> _WHAT IS BEING ASKED_
Update the entries below by changing every "legend-box" to "legend-frame", leaving all else as it is. Omit the pictures from your answer.

> _DATA RECORDS_

(begin)

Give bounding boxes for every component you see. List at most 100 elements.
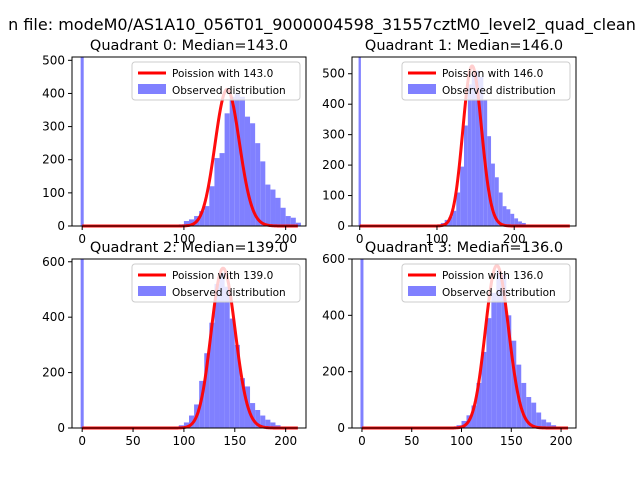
figure-title: n file: modeM0/AS1A10_056T01_9000004598_… <box>8 15 636 35</box>
y-tick-label: 400 <box>42 86 65 100</box>
legend-box <box>131 61 301 101</box>
histogram-bar <box>501 274 507 428</box>
y-tick-label: 400 <box>42 310 65 324</box>
chart-panel-3: 0 50 100 150 200 0 200 400 600 Quadrant 3: Median… <box>322 240 577 448</box>
chart-panel-2: 0 50 100 150 200 0 200 400 600 Quadrant 2: Median… <box>42 240 307 448</box>
histogram-bar <box>360 259 364 428</box>
y-tick-label: 0 <box>337 219 345 233</box>
legend-box <box>131 263 301 303</box>
y-tick-label: 500 <box>322 67 345 81</box>
histogram-bar <box>280 207 286 226</box>
histogram-bar <box>511 340 517 428</box>
histogram-bar <box>486 318 492 428</box>
legend-label-observed: Observed distribution <box>442 287 556 299</box>
histogram-bar <box>229 96 235 226</box>
y-tick-label: 300 <box>322 128 345 142</box>
histogram-bar <box>219 153 225 226</box>
histogram-bar <box>189 415 195 428</box>
histogram-bar <box>250 123 256 226</box>
histogram-bar <box>214 283 220 428</box>
x-tick-label: 0 <box>356 232 364 246</box>
x-tick-label: 200 <box>550 434 573 448</box>
histogram-bar <box>531 402 537 428</box>
axes-frame <box>71 258 307 429</box>
histogram-bar <box>448 216 453 226</box>
y-tick-label: 300 <box>42 120 65 134</box>
histogram-bar <box>510 213 515 226</box>
histogram-bar <box>239 378 245 428</box>
histogram-bar <box>255 409 261 428</box>
legend-bar-swatch <box>408 84 436 94</box>
y-tick-label: 500 <box>42 53 65 67</box>
legend-label-fit: Poission with 146.0 <box>442 68 543 80</box>
legend-box <box>401 263 571 303</box>
x-tick-label: 200 <box>274 232 297 246</box>
histogram-bar <box>265 184 271 226</box>
x-tick-label: 100 <box>450 434 473 448</box>
legend-label-fit: Poission with 143.0 <box>172 68 273 80</box>
histogram-bar <box>546 422 552 428</box>
histogram-bar <box>224 113 230 226</box>
histogram-bar <box>494 177 499 226</box>
histogram-bar <box>358 57 361 226</box>
histogram-bar <box>452 210 457 226</box>
x-tick-label: 50 <box>404 434 419 448</box>
y-tick-label: 200 <box>322 365 345 379</box>
histogram-bar <box>189 219 195 226</box>
histogram-bar <box>214 158 220 226</box>
histogram-bar <box>518 221 522 226</box>
y-tick-label: 0 <box>57 421 65 435</box>
x-tick-label: 50 <box>125 434 140 448</box>
histogram-bar <box>471 73 476 227</box>
histogram-bar <box>295 222 301 226</box>
histogram-bar <box>491 163 495 226</box>
histogram-bar <box>496 270 502 428</box>
histogram-bar <box>219 272 225 428</box>
y-tick-label: 0 <box>57 219 65 233</box>
histogram-bar <box>209 322 215 428</box>
histogram-bar <box>456 192 461 226</box>
histogram-bar <box>209 186 215 226</box>
legend-label-fit: Poission with 139.0 <box>172 270 273 282</box>
histogram-bar <box>290 217 296 226</box>
y-tick-label: 200 <box>42 366 65 380</box>
histogram-bar <box>506 209 511 226</box>
legend-box <box>401 61 571 101</box>
histogram-bar <box>244 116 251 226</box>
chart-title: Quadrant 1: Median=146.0 <box>365 38 563 54</box>
histogram-bar <box>487 136 492 226</box>
axes-frame <box>351 258 577 429</box>
histogram-bar <box>270 189 276 226</box>
histogram-bar <box>204 353 210 428</box>
legend-label-observed: Observed distribution <box>172 287 286 299</box>
x-tick-label: 0 <box>78 434 86 448</box>
histogram-bar <box>260 415 266 428</box>
histogram-bar <box>199 211 205 226</box>
histogram-bar <box>502 206 507 226</box>
y-tick-label: 100 <box>42 186 65 200</box>
y-tick-label: 200 <box>42 153 65 167</box>
histogram-bar <box>285 216 291 226</box>
x-tick-label: 0 <box>78 232 86 246</box>
histogram-bar <box>521 222 526 226</box>
y-tick-label: 0 <box>337 421 345 435</box>
y-tick-label: 600 <box>322 252 345 266</box>
chart-title: Quadrant 3: Median=136.0 <box>365 240 563 256</box>
histogram-bar <box>80 259 84 428</box>
axes-frame <box>351 56 577 227</box>
histogram-bar <box>514 218 519 226</box>
histogram-bar <box>491 292 497 428</box>
legend-bar-swatch <box>138 84 166 94</box>
histogram-bar <box>541 419 547 428</box>
histogram-bar <box>460 166 464 226</box>
x-tick-label: 0 <box>358 434 366 448</box>
histogram-bar <box>80 57 84 226</box>
histogram-bar <box>224 286 230 428</box>
y-tick-label: 600 <box>42 255 65 269</box>
x-tick-label: 150 <box>223 434 246 448</box>
x-tick-label: 100 <box>172 434 195 448</box>
histogram-bar <box>270 422 276 428</box>
y-tick-label: 100 <box>322 189 345 203</box>
histogram-bar <box>255 143 261 226</box>
legend-label-fit: Poission with 136.0 <box>442 270 543 282</box>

(end)

> _OUTPUT FOR THIS EXERCISE_
Give bounding boxes for every component you see. List at most 100 elements.
figure-title: n file: modeM0/AS1A10_056T01_9000004598_… <box>8 15 636 35</box>
y-tick-label: 400 <box>42 86 65 100</box>
legend-frame <box>131 61 301 101</box>
histogram-bar <box>501 274 507 428</box>
y-tick-label: 400 <box>42 310 65 324</box>
chart-panel-3: 0 50 100 150 200 0 200 400 600 Quadrant 3: Median… <box>322 240 577 448</box>
chart-panel-2: 0 50 100 150 200 0 200 400 600 Quadrant 2: Median… <box>42 240 307 448</box>
histogram-bar <box>360 259 364 428</box>
y-tick-label: 0 <box>337 219 345 233</box>
legend-frame <box>131 263 301 303</box>
y-tick-label: 500 <box>322 67 345 81</box>
histogram-bar <box>280 207 286 226</box>
histogram-bar <box>511 340 517 428</box>
histogram-bar <box>486 318 492 428</box>
legend-label-observed: Observed distribution <box>442 287 556 299</box>
histogram-bar <box>229 96 235 226</box>
y-tick-label: 300 <box>322 128 345 142</box>
histogram-bar <box>219 153 225 226</box>
histogram-bar <box>189 415 195 428</box>
histogram-bar <box>250 123 256 226</box>
histogram-bar <box>214 283 220 428</box>
x-tick-label: 0 <box>356 232 364 246</box>
x-tick-label: 200 <box>550 434 573 448</box>
histogram-bar <box>531 402 537 428</box>
axes-frame <box>71 258 307 429</box>
histogram-bar <box>448 216 453 226</box>
y-tick-label: 300 <box>42 120 65 134</box>
histogram-bar <box>510 213 515 226</box>
histogram-bar <box>239 378 245 428</box>
histogram-bar <box>255 409 261 428</box>
legend-bar-swatch <box>408 84 436 94</box>
y-tick-label: 500 <box>42 53 65 67</box>
legend-label-fit: Poission with 146.0 <box>442 68 543 80</box>
legend-frame <box>401 263 571 303</box>
x-tick-label: 200 <box>274 232 297 246</box>
histogram-bar <box>265 184 271 226</box>
x-tick-label: 100 <box>450 434 473 448</box>
legend-label-fit: Poission with 143.0 <box>172 68 273 80</box>
histogram-bar <box>546 422 552 428</box>
histogram-bar <box>224 113 230 226</box>
histogram-bar <box>494 177 499 226</box>
histogram-bar <box>358 57 361 226</box>
histogram-bar <box>452 210 457 226</box>
x-tick-label: 50 <box>404 434 419 448</box>
y-tick-label: 200 <box>322 365 345 379</box>
histogram-bar <box>189 219 195 226</box>
histogram-bar <box>214 158 220 226</box>
histogram-bar <box>518 221 522 226</box>
y-tick-label: 0 <box>57 421 65 435</box>
x-tick-label: 50 <box>125 434 140 448</box>
histogram-bar <box>471 73 476 227</box>
histogram-bar <box>295 222 301 226</box>
histogram-bar <box>491 163 495 226</box>
histogram-bar <box>496 270 502 428</box>
histogram-bar <box>219 272 225 428</box>
y-tick-label: 0 <box>57 219 65 233</box>
histogram-bar <box>209 322 215 428</box>
histogram-bar <box>456 192 461 226</box>
histogram-bar <box>209 186 215 226</box>
legend-label-fit: Poission with 139.0 <box>172 270 273 282</box>
histogram-bar <box>290 217 296 226</box>
y-tick-label: 200 <box>42 366 65 380</box>
histogram-bar <box>506 209 511 226</box>
legend-frame <box>401 61 571 101</box>
histogram-bar <box>244 116 251 226</box>
chart-title: Quadrant 1: Median=146.0 <box>365 38 563 54</box>
histogram-bar <box>487 136 492 226</box>
axes-frame <box>351 258 577 429</box>
histogram-bar <box>270 189 276 226</box>
histogram-bar <box>204 353 210 428</box>
legend-label-observed: Observed distribution <box>172 287 286 299</box>
x-tick-label: 0 <box>78 434 86 448</box>
histogram-bar <box>260 415 266 428</box>
histogram-bar <box>199 211 205 226</box>
histogram-bar <box>502 206 507 226</box>
y-tick-label: 100 <box>42 186 65 200</box>
y-tick-label: 200 <box>42 153 65 167</box>
histogram-bar <box>285 216 291 226</box>
x-tick-label: 0 <box>78 232 86 246</box>
histogram-bar <box>521 222 526 226</box>
y-tick-label: 0 <box>337 421 345 435</box>
y-tick-label: 600 <box>322 252 345 266</box>
chart-title: Quadrant 3: Median=136.0 <box>365 240 563 256</box>
histogram-bar <box>80 259 84 428</box>
axes-frame <box>351 56 577 227</box>
histogram-bar <box>514 218 519 226</box>
histogram-bar <box>491 292 497 428</box>
legend-bar-swatch <box>138 84 166 94</box>
histogram-bar <box>541 419 547 428</box>
histogram-bar <box>460 166 464 226</box>
x-tick-label: 0 <box>358 434 366 448</box>
histogram-bar <box>80 57 84 226</box>
histogram-bar <box>224 286 230 428</box>
y-tick-label: 600 <box>42 255 65 269</box>
x-tick-label: 150 <box>223 434 246 448</box>
x-tick-label: 100 <box>172 434 195 448</box>
histogram-bar <box>270 422 276 428</box>
y-tick-label: 100 <box>322 189 345 203</box>
histogram-bar <box>255 143 261 226</box>
legend-label-fit: Poission with 136.0 <box>442 270 543 282</box>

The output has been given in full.